* _Problem details_
Each entry below is to be extracted exactly.

== == ==

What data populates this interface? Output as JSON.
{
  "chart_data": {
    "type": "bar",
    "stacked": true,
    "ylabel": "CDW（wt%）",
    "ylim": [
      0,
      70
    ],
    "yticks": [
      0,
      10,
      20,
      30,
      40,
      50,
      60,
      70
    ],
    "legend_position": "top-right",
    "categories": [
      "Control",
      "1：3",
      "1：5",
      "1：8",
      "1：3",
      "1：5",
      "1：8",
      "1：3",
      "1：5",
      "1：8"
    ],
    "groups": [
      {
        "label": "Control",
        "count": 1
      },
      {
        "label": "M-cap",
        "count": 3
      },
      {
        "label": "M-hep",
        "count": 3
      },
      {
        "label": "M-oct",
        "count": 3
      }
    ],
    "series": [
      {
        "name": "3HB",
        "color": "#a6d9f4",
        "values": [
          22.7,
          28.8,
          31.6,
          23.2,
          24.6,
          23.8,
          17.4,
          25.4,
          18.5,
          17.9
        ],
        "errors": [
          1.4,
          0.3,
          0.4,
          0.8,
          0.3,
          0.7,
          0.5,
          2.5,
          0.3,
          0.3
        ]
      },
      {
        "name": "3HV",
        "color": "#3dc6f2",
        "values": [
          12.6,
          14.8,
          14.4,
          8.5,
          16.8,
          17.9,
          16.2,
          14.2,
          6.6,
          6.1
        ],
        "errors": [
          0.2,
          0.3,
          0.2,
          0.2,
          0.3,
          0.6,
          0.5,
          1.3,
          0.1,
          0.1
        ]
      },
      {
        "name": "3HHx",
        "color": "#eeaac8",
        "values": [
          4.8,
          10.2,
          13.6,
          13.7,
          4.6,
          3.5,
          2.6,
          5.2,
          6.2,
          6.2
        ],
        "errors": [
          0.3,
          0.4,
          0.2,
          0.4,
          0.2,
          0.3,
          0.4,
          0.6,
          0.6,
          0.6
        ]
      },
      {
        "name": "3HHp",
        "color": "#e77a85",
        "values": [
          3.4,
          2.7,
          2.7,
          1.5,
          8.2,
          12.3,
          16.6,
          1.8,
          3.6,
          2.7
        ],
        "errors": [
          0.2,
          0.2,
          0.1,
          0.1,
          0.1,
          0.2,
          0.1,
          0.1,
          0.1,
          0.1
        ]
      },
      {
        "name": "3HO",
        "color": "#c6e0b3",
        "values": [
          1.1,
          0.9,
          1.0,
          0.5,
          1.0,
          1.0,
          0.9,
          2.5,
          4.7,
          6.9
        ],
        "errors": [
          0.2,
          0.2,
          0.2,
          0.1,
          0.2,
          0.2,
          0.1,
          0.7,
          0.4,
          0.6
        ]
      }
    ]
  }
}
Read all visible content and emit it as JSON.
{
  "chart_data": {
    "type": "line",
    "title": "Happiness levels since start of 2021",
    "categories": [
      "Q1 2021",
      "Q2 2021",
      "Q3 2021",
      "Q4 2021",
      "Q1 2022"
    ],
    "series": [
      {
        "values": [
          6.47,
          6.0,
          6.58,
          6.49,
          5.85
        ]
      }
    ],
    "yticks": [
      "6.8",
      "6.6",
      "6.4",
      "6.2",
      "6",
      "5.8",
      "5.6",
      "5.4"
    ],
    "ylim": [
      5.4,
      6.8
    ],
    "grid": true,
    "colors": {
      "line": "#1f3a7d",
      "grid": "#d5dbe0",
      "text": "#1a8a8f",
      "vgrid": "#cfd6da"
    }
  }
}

== == ==

* _Written solution_
What data populates this interface? Output as JSON.
{
  "chart_data": {
    "type": "bar",
    "stacked": true,
    "ylabel": "CDW（wt%）",
    "ylim": [
      0,
      70
    ],
    "yticks": [
      0,
      10,
      20,
      30,
      40,
      50,
      60,
      70
    ],
    "legend_position": "top-right",
    "categories": [
      "Control",
      "1：3",
      "1：5",
      "1：8",
      "1：3",
      "1：5",
      "1：8",
      "1：3",
      "1：5",
      "1：8"
    ],
    "groups": [
      {
        "label": "Control",
        "count": 1
      },
      {
        "label": "M-cap",
        "count": 3
      },
      {
        "label": "M-hep",
        "count": 3
      },
      {
        "label": "M-oct",
        "count": 3
      }
    ],
    "series": [
      {
        "name": "3HB",
        "color": "#a6d9f4",
        "values": [
          22.7,
          28.8,
          31.6,
          23.2,
          24.6,
          23.8,
          17.4,
          25.4,
          18.5,
          17.9
        ],
        "errors": [
          1.4,
          0.3,
          0.4,
          0.8,
          0.3,
          0.7,
          0.5,
          2.5,
          0.3,
          0.3
        ]
      },
      {
        "name": "3HV",
        "color": "#3dc6f2",
        "values": [
          12.6,
          14.8,
          14.4,
          8.5,
          16.8,
          17.9,
          16.2,
          14.2,
          6.6,
          6.1
        ],
        "errors": [
          0.2,
          0.3,
          0.2,
          0.2,
          0.3,
          0.6,
          0.5,
          1.3,
          0.1,
          0.1
        ]
      },
      {
        "name": "3HHx",
        "color": "#eeaac8",
        "values": [
          4.8,
          10.2,
          13.6,
          13.7,
          4.6,
          3.5,
          2.6,
          5.2,
          6.2,
          6.2
        ],
        "errors": [
          0.3,
          0.4,
          0.2,
          0.4,
          0.2,
          0.3,
          0.4,
          0.6,
          0.6,
          0.6
        ]
      },
      {
        "name": "3HHp",
        "color": "#e77a85",
        "values": [
          3.4,
          2.7,
          2.7,
          1.5,
          8.2,
          12.3,
          16.6,
          1.8,
          3.6,
          2.7
        ],
        "errors": [
          0.2,
          0.2,
          0.1,
          0.1,
          0.1,
          0.2,
          0.1,
          0.1,
          0.1,
          0.1
        ]
      },
      {
        "name": "3HO",
        "color": "#c6e0b3",
        "values": [
          1.1,
          0.9,
          1.0,
          0.5,
          1.0,
          1.0,
          0.9,
          2.5,
          4.7,
          6.9
        ],
        "errors": [
          0.2,
          0.2,
          0.2,
          0.1,
          0.2,
          0.2,
          0.1,
          0.7,
          0.4,
          0.6
        ]
      }
    ]
  }
}
Read all visible content and emit it as JSON.
{
  "chart_data": {
    "type": "line",
    "title": "Happiness levels since start of 2021",
    "categories": [
      "Q1 2021",
      "Q2 2021",
      "Q3 2021",
      "Q4 2021",
      "Q1 2022"
    ],
    "series": [
      {
        "values": [
          6.47,
          6.0,
          6.58,
          6.49,
          5.85
        ]
      }
    ],
    "yticks": [
      "6.8",
      "6.6",
      "6.4",
      "6.2",
      "6",
      "5.8",
      "5.6",
      "5.4"
    ],
    "ylim": [
      5.4,
      6.8
    ],
    "grid": true,
    "colors": {
      "line": "#1f3a7d",
      "grid": "#d5dbe0",
      "text": "#1a8a8f",
      "vgrid": "#cfd6da"
    }
  }
}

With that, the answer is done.